## Job
Present the following data again exactly as it is shown.

-- Begin Records shown --

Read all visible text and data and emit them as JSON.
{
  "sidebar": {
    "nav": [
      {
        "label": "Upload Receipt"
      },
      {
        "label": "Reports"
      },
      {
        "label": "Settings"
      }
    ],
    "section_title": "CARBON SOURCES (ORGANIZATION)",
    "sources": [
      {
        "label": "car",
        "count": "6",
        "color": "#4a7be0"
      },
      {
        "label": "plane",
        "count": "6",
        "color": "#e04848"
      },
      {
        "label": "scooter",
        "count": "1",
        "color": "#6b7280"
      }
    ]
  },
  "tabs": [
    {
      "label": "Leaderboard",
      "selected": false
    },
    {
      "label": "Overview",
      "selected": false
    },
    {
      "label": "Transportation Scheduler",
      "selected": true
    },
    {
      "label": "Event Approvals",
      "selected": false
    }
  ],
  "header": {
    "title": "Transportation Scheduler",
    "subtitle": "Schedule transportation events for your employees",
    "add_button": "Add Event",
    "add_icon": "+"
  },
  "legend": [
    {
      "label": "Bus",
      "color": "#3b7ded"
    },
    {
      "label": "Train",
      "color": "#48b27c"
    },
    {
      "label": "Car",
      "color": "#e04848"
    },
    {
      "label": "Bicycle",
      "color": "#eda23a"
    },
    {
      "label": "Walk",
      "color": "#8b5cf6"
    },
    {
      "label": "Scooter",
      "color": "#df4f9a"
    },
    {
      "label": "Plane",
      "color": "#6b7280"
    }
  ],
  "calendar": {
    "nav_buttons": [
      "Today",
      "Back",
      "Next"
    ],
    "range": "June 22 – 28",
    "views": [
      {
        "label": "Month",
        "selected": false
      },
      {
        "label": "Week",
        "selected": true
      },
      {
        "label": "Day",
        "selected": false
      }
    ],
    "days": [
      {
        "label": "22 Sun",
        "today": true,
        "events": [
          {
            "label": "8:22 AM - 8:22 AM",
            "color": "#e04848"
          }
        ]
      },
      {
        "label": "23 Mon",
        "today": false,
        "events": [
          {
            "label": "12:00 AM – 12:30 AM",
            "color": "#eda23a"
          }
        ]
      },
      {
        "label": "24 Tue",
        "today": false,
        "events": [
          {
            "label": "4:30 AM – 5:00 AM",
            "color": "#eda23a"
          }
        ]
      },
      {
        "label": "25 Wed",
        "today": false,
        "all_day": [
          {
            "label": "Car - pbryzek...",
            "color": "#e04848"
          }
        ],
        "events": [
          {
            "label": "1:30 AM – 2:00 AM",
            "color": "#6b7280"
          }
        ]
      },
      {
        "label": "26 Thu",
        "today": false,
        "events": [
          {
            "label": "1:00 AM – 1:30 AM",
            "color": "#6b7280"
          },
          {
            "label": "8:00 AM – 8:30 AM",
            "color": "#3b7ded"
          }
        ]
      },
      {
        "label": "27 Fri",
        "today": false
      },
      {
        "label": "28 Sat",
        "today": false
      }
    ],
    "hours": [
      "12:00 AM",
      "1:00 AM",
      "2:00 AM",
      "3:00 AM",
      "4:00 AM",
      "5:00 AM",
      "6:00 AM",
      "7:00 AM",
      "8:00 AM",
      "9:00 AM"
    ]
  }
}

-- End Records shown --

## Answer to this task
Read all visible text and data and emit them as JSON.
{
  "sidebar": {
    "nav": [
      {
        "label": "Upload Receipt"
      },
      {
        "label": "Reports"
      },
      {
        "label": "Settings"
      }
    ],
    "section_title": "CARBON SOURCES (ORGANIZATION)",
    "sources": [
      {
        "label": "car",
        "count": "6",
        "color": "#4a7be0"
      },
      {
        "label": "plane",
        "count": "6",
        "color": "#e04848"
      },
      {
        "label": "scooter",
        "count": "1",
        "color": "#6b7280"
      }
    ]
  },
  "tabs": [
    {
      "label": "Leaderboard",
      "selected": false
    },
    {
      "label": "Overview",
      "selected": false
    },
    {
      "label": "Transportation Scheduler",
      "selected": true
    },
    {
      "label": "Event Approvals",
      "selected": false
    }
  ],
  "header": {
    "title": "Transportation Scheduler",
    "subtitle": "Schedule transportation events for your employees",
    "add_button": "Add Event",
    "add_icon": "+"
  },
  "legend": [
    {
      "label": "Bus",
      "color": "#3b7ded"
    },
    {
      "label": "Train",
      "color": "#48b27c"
    },
    {
      "label": "Car",
      "color": "#e04848"
    },
    {
      "label": "Bicycle",
      "color": "#eda23a"
    },
    {
      "label": "Walk",
      "color": "#8b5cf6"
    },
    {
      "label": "Scooter",
      "color": "#df4f9a"
    },
    {
      "label": "Plane",
      "color": "#6b7280"
    }
  ],
  "calendar": {
    "nav_buttons": [
      "Today",
      "Back",
      "Next"
    ],
    "range": "June 22 – 28",
    "views": [
      {
        "label": "Month",
        "selected": false
      },
      {
        "label": "Week",
        "selected": true
      },
      {
        "label": "Day",
        "selected": false
      }
    ],
    "days": [
      {
        "label": "22 Sun",
        "today": true,
        "events": [
          {
            "label": "8:22 AM - 8:22 AM",
            "color": "#e04848"
          }
        ]
      },
      {
        "label": "23 Mon",
        "today": false,
        "events": [
          {
            "label": "12:00 AM – 12:30 AM",
            "color": "#eda23a"
          }
        ]
      },
      {
        "label": "24 Tue",
        "today": false,
        "events": [
          {
            "label": "4:30 AM – 5:00 AM",
            "color": "#eda23a"
          }
        ]
      },
      {
        "label": "25 Wed",
        "today": false,
        "all_day": [
          {
            "label": "Car - pbryzek...",
            "color": "#e04848"
          }
        ],
        "events": [
          {
            "label": "1:30 AM – 2:00 AM",
            "color": "#6b7280"
          }
        ]
      },
      {
        "label": "26 Thu",
        "today": false,
        "events": [
          {
            "label": "1:00 AM – 1:30 AM",
            "color": "#6b7280"
          },
          {
            "label": "8:00 AM – 8:30 AM",
            "color": "#3b7ded"
          }
        ]
      },
      {
        "label": "27 Fri",
        "today": false
      },
      {
        "label": "28 Sat",
        "today": false
      }
    ],
    "hours": [
      "12:00 AM",
      "1:00 AM",
      "2:00 AM",
      "3:00 AM",
      "4:00 AM",
      "5:00 AM",
      "6:00 AM",
      "7:00 AM",
      "8:00 AM",
      "9:00 AM"
    ]
  }
}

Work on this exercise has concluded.